SOURCE EXTRACT Block Start

Two More New Tenure Track Lines Added
Jessica R. Kramer is one of the newest additions to the Department of Biomedical Engineering. She received her bachelor’s in chemistry from the University of Utah in 2004 where she worked in the lab of professor
C. Dale Poulter.
She then worked in industry for three years at Echelon Biosciences synthesizing phosphoinositide and isoprenoid compounds.
In 2007, Kramer began her National Science Foundation funded graduate studies in the lab of professor
Tim Deming
in UCLA’s chemistry department. She was awarded a doctorate in 2012. Her research focused on the synthesis and self-assembly of glycosylated polypeptides.
In 2013, Kramer joined the lab of professor
Carolyn Bertozzi
at University of California, Berkeley, as a National Institute of Health (NIH) Postdoctoral Fellow and a UC Chancellor’s Postdoctoral Fellow. She joins the department from Stanford University and will continue her work on cell-surface engineering with synthetic mucin glycoproteins as an assistant professor of Biomedical Engineering.
Lucas Timmins received a bachelor’s and doctorate from the Department of Biomedical Engineering at Texas A&M University in 2005 and 2010, respectively. He conducted a one-year fellowship in the Pathology Group at Barts & The London School of Medicine and Dentistry and post-doctoral training in the Wallace H. Coulter Department of Biomedical Engineering at Georgia Tech and Emory University School of Medicine.

SOURCE EXTRACT Block End
THE DATA Block Start

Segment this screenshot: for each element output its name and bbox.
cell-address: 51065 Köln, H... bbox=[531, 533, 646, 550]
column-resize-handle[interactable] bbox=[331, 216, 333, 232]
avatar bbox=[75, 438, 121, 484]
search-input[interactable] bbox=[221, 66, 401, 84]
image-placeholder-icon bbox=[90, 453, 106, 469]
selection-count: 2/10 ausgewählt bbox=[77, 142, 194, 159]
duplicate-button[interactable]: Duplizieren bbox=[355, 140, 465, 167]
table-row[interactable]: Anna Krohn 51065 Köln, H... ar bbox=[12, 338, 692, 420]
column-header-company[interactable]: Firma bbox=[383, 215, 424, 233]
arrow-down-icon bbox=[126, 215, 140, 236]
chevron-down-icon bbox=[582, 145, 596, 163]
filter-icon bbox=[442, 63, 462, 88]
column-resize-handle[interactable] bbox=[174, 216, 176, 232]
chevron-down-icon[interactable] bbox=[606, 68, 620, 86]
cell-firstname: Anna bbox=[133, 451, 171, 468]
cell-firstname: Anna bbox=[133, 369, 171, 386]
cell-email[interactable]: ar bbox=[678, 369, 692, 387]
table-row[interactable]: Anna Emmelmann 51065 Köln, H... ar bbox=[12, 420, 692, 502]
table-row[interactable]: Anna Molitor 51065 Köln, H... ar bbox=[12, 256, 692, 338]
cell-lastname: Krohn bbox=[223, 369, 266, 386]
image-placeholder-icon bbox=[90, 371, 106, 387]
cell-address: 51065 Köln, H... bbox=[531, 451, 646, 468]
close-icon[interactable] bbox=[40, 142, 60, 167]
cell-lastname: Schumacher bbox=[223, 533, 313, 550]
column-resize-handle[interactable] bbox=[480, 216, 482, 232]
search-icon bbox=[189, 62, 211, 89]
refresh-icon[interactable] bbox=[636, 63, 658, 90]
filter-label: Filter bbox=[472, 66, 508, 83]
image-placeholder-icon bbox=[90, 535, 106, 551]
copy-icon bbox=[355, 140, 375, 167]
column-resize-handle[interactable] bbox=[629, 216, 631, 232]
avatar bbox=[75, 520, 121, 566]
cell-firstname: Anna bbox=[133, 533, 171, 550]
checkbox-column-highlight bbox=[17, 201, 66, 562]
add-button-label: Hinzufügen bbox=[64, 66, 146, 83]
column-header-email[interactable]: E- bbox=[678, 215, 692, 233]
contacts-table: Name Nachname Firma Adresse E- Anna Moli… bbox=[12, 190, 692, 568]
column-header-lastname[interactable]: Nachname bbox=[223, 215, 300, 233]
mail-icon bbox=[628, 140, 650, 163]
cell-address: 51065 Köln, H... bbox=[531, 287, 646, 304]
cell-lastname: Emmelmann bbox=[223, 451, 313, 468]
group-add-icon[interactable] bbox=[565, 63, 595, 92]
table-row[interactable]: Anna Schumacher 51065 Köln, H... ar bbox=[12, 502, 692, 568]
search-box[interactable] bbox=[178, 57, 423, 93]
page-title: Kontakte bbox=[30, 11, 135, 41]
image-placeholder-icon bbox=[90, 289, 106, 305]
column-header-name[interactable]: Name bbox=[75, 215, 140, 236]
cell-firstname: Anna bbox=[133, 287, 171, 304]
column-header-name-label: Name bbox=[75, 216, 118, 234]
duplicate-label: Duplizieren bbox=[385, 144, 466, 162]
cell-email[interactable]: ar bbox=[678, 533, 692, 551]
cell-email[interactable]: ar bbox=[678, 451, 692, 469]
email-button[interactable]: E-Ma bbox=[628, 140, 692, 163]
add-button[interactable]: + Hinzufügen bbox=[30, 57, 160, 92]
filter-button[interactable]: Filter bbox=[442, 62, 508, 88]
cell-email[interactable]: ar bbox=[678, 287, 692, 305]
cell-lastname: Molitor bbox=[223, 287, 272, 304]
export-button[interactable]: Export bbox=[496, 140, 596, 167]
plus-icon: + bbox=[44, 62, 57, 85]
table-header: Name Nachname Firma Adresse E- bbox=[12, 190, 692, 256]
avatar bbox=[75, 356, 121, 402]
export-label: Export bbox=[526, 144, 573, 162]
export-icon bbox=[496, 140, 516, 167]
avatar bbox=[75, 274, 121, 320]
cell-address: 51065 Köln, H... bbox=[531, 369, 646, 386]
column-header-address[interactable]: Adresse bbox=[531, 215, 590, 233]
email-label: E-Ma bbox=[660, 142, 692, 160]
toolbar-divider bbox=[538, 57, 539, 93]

THE DATA Block End

**COMPLETE THE FOLLOWING:**
(a) Reproduce the faculty announcement from "Two More New" to "C. Dale Poulter.", switching "chemistry" to "biochemistry".
(b) Please summarize the faculty announcement in two sentences.
Answer from the faculty announcement alone, not the material.

**ANSWERS TO THE EXERCISE:**
(a)
Two More New Tenure Track Lines Added
Jessica R. Kramer is one of the newest additions to the Department of Biomedical Engineering. She received her bachelor’s in biochemistry from the University of Utah in 2004 where she worked in the lab of professor
C. Dale Poulter.

(b) Jessica R. Kramer studied chemistry at the University of Utah and UCLA and held postdoctoral fellowships at UC Berkeley. She will continue her work on cell-surface engineering with synthetic mucin glycoproteins as an assistant professor of Biomedical Engineering, and Lucas Timmins earned his bachelor's and doctorate in biomedical engineering at Texas A&M University and trained at Barts & The London School of Medicine and Dentistry and at Georgia Tech and Emory.